PROBLEM REQUIREMENTS:
Each line should be copied exactly.

┄┄┄┄┄┄┄┄┄┄

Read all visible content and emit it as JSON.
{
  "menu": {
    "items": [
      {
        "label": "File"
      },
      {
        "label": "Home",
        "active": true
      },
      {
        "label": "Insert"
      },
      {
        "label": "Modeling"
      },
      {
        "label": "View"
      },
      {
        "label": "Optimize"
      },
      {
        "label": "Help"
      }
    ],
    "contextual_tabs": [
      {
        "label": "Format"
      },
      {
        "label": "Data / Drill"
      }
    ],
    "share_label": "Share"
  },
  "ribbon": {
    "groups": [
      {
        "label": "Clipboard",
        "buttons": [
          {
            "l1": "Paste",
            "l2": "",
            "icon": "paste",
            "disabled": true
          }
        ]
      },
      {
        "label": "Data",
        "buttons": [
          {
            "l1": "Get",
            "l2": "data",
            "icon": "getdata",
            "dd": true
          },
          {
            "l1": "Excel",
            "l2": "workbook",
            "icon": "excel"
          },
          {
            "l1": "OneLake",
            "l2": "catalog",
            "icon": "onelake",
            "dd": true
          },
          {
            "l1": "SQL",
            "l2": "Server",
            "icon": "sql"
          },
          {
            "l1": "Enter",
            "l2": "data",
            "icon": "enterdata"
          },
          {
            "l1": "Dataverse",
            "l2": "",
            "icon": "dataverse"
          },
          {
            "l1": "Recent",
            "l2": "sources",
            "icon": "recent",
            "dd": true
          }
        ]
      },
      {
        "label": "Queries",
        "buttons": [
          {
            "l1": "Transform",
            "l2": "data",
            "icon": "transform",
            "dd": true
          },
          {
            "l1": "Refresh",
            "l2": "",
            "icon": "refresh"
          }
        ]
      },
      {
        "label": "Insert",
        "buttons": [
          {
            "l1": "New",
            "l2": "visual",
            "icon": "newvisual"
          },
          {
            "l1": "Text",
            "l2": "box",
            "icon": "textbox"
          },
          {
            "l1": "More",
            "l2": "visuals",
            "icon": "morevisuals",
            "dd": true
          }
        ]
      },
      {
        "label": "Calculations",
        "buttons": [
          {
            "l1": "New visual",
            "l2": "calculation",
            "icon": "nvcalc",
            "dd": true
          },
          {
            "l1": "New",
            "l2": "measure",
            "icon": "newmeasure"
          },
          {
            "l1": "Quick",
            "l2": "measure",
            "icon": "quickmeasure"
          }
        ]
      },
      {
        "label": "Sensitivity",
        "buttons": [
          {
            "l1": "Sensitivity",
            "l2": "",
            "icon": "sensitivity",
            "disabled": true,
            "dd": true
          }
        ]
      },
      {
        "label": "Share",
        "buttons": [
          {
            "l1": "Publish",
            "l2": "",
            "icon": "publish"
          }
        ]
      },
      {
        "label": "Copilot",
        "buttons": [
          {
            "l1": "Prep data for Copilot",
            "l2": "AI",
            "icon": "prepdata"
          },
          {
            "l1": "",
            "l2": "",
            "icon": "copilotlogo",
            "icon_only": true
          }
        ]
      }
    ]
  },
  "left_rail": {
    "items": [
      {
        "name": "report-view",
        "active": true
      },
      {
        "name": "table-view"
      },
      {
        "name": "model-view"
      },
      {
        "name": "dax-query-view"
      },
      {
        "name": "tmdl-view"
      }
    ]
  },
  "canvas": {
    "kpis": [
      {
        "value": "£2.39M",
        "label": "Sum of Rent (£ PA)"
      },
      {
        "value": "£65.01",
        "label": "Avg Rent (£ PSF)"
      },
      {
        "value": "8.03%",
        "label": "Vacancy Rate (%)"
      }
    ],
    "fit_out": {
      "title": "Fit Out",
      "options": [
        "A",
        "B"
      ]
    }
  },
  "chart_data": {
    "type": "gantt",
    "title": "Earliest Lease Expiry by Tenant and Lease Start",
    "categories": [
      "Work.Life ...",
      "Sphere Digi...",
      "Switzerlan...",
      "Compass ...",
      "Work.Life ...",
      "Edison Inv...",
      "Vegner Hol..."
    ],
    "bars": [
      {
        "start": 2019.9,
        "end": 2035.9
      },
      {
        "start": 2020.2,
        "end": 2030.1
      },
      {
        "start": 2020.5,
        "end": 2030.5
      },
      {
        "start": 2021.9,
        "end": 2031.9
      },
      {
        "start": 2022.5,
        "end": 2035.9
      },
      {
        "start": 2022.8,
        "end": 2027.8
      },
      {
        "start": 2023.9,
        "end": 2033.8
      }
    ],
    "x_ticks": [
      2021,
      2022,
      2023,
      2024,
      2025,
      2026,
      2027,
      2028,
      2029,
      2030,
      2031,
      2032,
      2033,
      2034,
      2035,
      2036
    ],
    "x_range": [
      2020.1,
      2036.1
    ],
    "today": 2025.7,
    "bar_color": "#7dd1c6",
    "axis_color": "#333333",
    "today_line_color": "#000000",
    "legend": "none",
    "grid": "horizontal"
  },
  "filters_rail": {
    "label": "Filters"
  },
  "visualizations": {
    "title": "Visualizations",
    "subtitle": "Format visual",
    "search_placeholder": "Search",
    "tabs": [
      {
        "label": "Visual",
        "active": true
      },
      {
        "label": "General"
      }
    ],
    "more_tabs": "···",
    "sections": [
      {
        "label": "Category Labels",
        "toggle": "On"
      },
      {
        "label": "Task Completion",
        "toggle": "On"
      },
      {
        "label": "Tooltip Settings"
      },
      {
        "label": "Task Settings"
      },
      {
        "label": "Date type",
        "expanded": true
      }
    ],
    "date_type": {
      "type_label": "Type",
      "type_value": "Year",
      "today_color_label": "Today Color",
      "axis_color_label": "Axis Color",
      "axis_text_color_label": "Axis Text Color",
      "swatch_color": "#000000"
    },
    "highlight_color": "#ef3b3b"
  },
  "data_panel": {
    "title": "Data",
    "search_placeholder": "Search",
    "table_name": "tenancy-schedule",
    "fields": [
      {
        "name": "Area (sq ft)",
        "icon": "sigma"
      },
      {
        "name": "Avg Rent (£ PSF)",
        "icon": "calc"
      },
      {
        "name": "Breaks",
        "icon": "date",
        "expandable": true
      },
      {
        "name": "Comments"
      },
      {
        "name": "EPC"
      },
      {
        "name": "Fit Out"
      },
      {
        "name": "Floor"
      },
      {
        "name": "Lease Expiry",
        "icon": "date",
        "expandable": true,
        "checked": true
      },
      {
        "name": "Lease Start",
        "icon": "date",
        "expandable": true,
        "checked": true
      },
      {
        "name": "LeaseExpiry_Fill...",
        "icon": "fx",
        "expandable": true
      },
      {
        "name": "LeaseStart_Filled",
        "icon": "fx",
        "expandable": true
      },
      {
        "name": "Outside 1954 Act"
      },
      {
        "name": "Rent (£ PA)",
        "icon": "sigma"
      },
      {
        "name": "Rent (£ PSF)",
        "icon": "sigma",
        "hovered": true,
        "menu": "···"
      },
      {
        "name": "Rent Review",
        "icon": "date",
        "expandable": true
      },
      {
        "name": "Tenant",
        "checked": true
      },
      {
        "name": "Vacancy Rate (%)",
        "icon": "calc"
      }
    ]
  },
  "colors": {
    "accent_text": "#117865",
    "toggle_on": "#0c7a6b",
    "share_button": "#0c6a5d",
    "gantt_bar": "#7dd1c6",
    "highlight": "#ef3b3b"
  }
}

┄┄┄┄┄┄┄┄┄┄

FULL OUTPUT:
Read all visible content and emit it as JSON.
{
  "menu": {
    "items": [
      {
        "label": "File"
      },
      {
        "label": "Home",
        "active": true
      },
      {
        "label": "Insert"
      },
      {
        "label": "Modeling"
      },
      {
        "label": "View"
      },
      {
        "label": "Optimize"
      },
      {
        "label": "Help"
      }
    ],
    "contextual_tabs": [
      {
        "label": "Format"
      },
      {
        "label": "Data / Drill"
      }
    ],
    "share_label": "Share"
  },
  "ribbon": {
    "groups": [
      {
        "label": "Clipboard",
        "buttons": [
          {
            "l1": "Paste",
            "l2": "",
            "icon": "paste",
            "disabled": true
          }
        ]
      },
      {
        "label": "Data",
        "buttons": [
          {
            "l1": "Get",
            "l2": "data",
            "icon": "getdata",
            "dd": true
          },
          {
            "l1": "Excel",
            "l2": "workbook",
            "icon": "excel"
          },
          {
            "l1": "OneLake",
            "l2": "catalog",
            "icon": "onelake",
            "dd": true
          },
          {
            "l1": "SQL",
            "l2": "Server",
            "icon": "sql"
          },
          {
            "l1": "Enter",
            "l2": "data",
            "icon": "enterdata"
          },
          {
            "l1": "Dataverse",
            "l2": "",
            "icon": "dataverse"
          },
          {
            "l1": "Recent",
            "l2": "sources",
            "icon": "recent",
            "dd": true
          }
        ]
      },
      {
        "label": "Queries",
        "buttons": [
          {
            "l1": "Transform",
            "l2": "data",
            "icon": "transform",
            "dd": true
          },
          {
            "l1": "Refresh",
            "l2": "",
            "icon": "refresh"
          }
        ]
      },
      {
        "label": "Insert",
        "buttons": [
          {
            "l1": "New",
            "l2": "visual",
            "icon": "newvisual"
          },
          {
            "l1": "Text",
            "l2": "box",
            "icon": "textbox"
          },
          {
            "l1": "More",
            "l2": "visuals",
            "icon": "morevisuals",
            "dd": true
          }
        ]
      },
      {
        "label": "Calculations",
        "buttons": [
          {
            "l1": "New visual",
            "l2": "calculation",
            "icon": "nvcalc",
            "dd": true
          },
          {
            "l1": "New",
            "l2": "measure",
            "icon": "newmeasure"
          },
          {
            "l1": "Quick",
            "l2": "measure",
            "icon": "quickmeasure"
          }
        ]
      },
      {
        "label": "Sensitivity",
        "buttons": [
          {
            "l1": "Sensitivity",
            "l2": "",
            "icon": "sensitivity",
            "disabled": true,
            "dd": true
          }
        ]
      },
      {
        "label": "Share",
        "buttons": [
          {
            "l1": "Publish",
            "l2": "",
            "icon": "publish"
          }
        ]
      },
      {
        "label": "Copilot",
        "buttons": [
          {
            "l1": "Prep data for Copilot",
            "l2": "AI",
            "icon": "prepdata"
          },
          {
            "l1": "",
            "l2": "",
            "icon": "copilotlogo",
            "icon_only": true
          }
        ]
      }
    ]
  },
  "left_rail": {
    "items": [
      {
        "name": "report-view",
        "active": true
      },
      {
        "name": "table-view"
      },
      {
        "name": "model-view"
      },
      {
        "name": "dax-query-view"
      },
      {
        "name": "tmdl-view"
      }
    ]
  },
  "canvas": {
    "kpis": [
      {
        "value": "£2.39M",
        "label": "Sum of Rent (£ PA)"
      },
      {
        "value": "£65.01",
        "label": "Avg Rent (£ PSF)"
      },
      {
        "value": "8.03%",
        "label": "Vacancy Rate (%)"
      }
    ],
    "fit_out": {
      "title": "Fit Out",
      "options": [
        "A",
        "B"
      ]
    }
  },
  "chart_data": {
    "type": "gantt",
    "title": "Earliest Lease Expiry by Tenant and Lease Start",
    "categories": [
      "Work.Life ...",
      "Sphere Digi...",
      "Switzerlan...",
      "Compass ...",
      "Work.Life ...",
      "Edison Inv...",
      "Vegner Hol..."
    ],
    "bars": [
      {
        "start": 2019.9,
        "end": 2035.9
      },
      {
        "start": 2020.2,
        "end": 2030.1
      },
      {
        "start": 2020.5,
        "end": 2030.5
      },
      {
        "start": 2021.9,
        "end": 2031.9
      },
      {
        "start": 2022.5,
        "end": 2035.9
      },
      {
        "start": 2022.8,
        "end": 2027.8
      },
      {
        "start": 2023.9,
        "end": 2033.8
      }
    ],
    "x_ticks": [
      2021,
      2022,
      2023,
      2024,
      2025,
      2026,
      2027,
      2028,
      2029,
      2030,
      2031,
      2032,
      2033,
      2034,
      2035,
      2036
    ],
    "x_range": [
      2020.1,
      2036.1
    ],
    "today": 2025.7,
    "bar_color": "#7dd1c6",
    "axis_color": "#333333",
    "today_line_color": "#000000",
    "legend": "none",
    "grid": "horizontal"
  },
  "filters_rail": {
    "label": "Filters"
  },
  "visualizations": {
    "title": "Visualizations",
    "subtitle": "Format visual",
    "search_placeholder": "Search",
    "tabs": [
      {
        "label": "Visual",
        "active": true
      },
      {
        "label": "General"
      }
    ],
    "more_tabs": "···",
    "sections": [
      {
        "label": "Category Labels",
        "toggle": "On"
      },
      {
        "label": "Task Completion",
        "toggle": "On"
      },
      {
        "label": "Tooltip Settings"
      },
      {
        "label": "Task Settings"
      },
      {
        "label": "Date type",
        "expanded": true
      }
    ],
    "date_type": {
      "type_label": "Type",
      "type_value": "Year",
      "today_color_label": "Today Color",
      "axis_color_label": "Axis Color",
      "axis_text_color_label": "Axis Text Color",
      "swatch_color": "#000000"
    },
    "highlight_color": "#ef3b3b"
  },
  "data_panel": {
    "title": "Data",
    "search_placeholder": "Search",
    "table_name": "tenancy-schedule",
    "fields": [
      {
        "name": "Area (sq ft)",
        "icon": "sigma"
      },
      {
        "name": "Avg Rent (£ PSF)",
        "icon": "calc"
      },
      {
        "name": "Breaks",
        "icon": "date",
        "expandable": true
      },
      {
        "name": "Comments"
      },
      {
        "name": "EPC"
      },
      {
        "name": "Fit Out"
      },
      {
        "name": "Floor"
      },
      {
        "name": "Lease Expiry",
        "icon": "date",
        "expandable": true,
        "checked": true
      },
      {
        "name": "Lease Start",
        "icon": "date",
        "expandable": true,
        "checked": true
      },
      {
        "name": "LeaseExpiry_Fill...",
        "icon": "fx",
        "expandable": true
      },
      {
        "name": "LeaseStart_Filled",
        "icon": "fx",
        "expandable": true
      },
      {
        "name": "Outside 1954 Act"
      },
      {
        "name": "Rent (£ PA)",
        "icon": "sigma"
      },
      {
        "name": "Rent (£ PSF)",
        "icon": "sigma",
        "hovered": true,
        "menu": "···"
      },
      {
        "name": "Rent Review",
        "icon": "date",
        "expandable": true
      },
      {
        "name": "Tenant",
        "checked": true
      },
      {
        "name": "Vacancy Rate (%)",
        "icon": "calc"
      }
    ]
  },
  "colors": {
    "accent_text": "#117865",
    "toggle_on": "#0c7a6b",
    "share_button": "#0c6a5d",
    "gantt_bar": "#7dd1c6",
    "highlight": "#ef3b3b"
  }
}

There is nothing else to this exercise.